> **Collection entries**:
====================
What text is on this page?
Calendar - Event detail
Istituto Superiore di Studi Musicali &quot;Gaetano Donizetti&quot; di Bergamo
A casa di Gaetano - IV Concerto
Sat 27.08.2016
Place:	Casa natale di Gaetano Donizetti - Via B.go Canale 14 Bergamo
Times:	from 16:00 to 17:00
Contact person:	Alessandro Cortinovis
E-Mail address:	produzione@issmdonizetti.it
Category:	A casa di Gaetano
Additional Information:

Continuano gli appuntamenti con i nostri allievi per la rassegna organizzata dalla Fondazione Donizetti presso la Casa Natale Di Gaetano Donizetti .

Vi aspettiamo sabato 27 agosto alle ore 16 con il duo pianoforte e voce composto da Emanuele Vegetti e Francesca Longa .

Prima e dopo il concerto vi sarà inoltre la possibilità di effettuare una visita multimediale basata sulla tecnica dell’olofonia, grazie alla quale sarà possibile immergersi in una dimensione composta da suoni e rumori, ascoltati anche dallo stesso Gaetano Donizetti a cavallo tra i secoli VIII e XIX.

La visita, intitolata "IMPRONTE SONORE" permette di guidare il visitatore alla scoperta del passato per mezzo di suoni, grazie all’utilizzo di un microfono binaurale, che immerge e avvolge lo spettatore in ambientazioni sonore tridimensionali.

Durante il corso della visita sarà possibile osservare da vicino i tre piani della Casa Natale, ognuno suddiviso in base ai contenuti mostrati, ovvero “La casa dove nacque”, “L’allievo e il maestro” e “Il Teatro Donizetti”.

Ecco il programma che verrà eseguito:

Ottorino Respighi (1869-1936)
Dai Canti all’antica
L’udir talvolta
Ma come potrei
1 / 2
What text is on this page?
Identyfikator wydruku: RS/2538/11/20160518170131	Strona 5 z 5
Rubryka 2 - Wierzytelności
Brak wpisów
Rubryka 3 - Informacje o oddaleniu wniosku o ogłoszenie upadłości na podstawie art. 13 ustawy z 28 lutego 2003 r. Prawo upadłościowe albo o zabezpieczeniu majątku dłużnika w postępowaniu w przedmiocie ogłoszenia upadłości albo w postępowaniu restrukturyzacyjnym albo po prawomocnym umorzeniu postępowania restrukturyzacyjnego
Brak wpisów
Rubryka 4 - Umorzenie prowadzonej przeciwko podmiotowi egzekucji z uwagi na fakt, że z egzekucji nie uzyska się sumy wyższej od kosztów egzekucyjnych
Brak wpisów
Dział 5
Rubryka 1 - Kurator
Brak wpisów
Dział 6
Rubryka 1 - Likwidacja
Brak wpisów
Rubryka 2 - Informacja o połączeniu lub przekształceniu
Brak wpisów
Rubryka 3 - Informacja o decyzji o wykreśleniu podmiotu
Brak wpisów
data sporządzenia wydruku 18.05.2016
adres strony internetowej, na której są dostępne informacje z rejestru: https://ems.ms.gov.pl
====================
> **Work to be completed**:
Please repeat the listing above in full and exactly.

> **Task result**:
What text is on this page?
Calendar - Event detail
Istituto Superiore di Studi Musicali &quot;Gaetano Donizetti&quot; di Bergamo
A casa di Gaetano - IV Concerto
Sat 27.08.2016
Place:	Casa natale di Gaetano Donizetti - Via B.go Canale 14 Bergamo
Times:	from 16:00 to 17:00
Contact person:	Alessandro Cortinovis
E-Mail address:	produzione@issmdonizetti.it
Category:	A casa di Gaetano
Additional Information:

Continuano gli appuntamenti con i nostri allievi per la rassegna organizzata dalla Fondazione Donizetti presso la Casa Natale Di Gaetano Donizetti .

Vi aspettiamo sabato 27 agosto alle ore 16 con il duo pianoforte e voce composto da Emanuele Vegetti e Francesca Longa .

Prima e dopo il concerto vi sarà inoltre la possibilità di effettuare una visita multimediale basata sulla tecnica dell’olofonia, grazie alla quale sarà possibile immergersi in una dimensione composta da suoni e rumori, ascoltati anche dallo stesso Gaetano Donizetti a cavallo tra i secoli VIII e XIX.

La visita, intitolata "IMPRONTE SONORE" permette di guidare il visitatore alla scoperta del passato per mezzo di suoni, grazie all’utilizzo di un microfono binaurale, che immerge e avvolge lo spettatore in ambientazioni sonore tridimensionali.

Durante il corso della visita sarà possibile osservare da vicino i tre piani della Casa Natale, ognuno suddiviso in base ai contenuti mostrati, ovvero “La casa dove nacque”, “L’allievo e il maestro” e “Il Teatro Donizetti”.

Ecco il programma che verrà eseguito:

Ottorino Respighi (1869-1936)
Dai Canti all’antica
L’udir talvolta
Ma come potrei
1 / 2
What text is on this page?
Identyfikator wydruku: RS/2538/11/20160518170131	Strona 5 z 5
Rubryka 2 - Wierzytelności
Brak wpisów
Rubryka 3 - Informacje o oddaleniu wniosku o ogłoszenie upadłości na podstawie art. 13 ustawy z 28 lutego 2003 r. Prawo upadłościowe albo o zabezpieczeniu majątku dłużnika w postępowaniu w przedmiocie ogłoszenia upadłości albo w postępowaniu restrukturyzacyjnym albo po prawomocnym umorzeniu postępowania restrukturyzacyjnego
Brak wpisów
Rubryka 4 - Umorzenie prowadzonej przeciwko podmiotowi egzekucji z uwagi na fakt, że z egzekucji nie uzyska się sumy wyższej od kosztów egzekucyjnych
Brak wpisów
Dział 5
Rubryka 1 - Kurator
Brak wpisów
Dział 6
Rubryka 1 - Likwidacja
Brak wpisów
Rubryka 2 - Informacja o połączeniu lub przekształceniu
Brak wpisów
Rubryka 3 - Informacja o decyzji o wykreśleniu podmiotu
Brak wpisów
data sporządzenia wydruku 18.05.2016
adres strony internetowej, na której są dostępne informacje z rejestru: https://ems.ms.gov.pl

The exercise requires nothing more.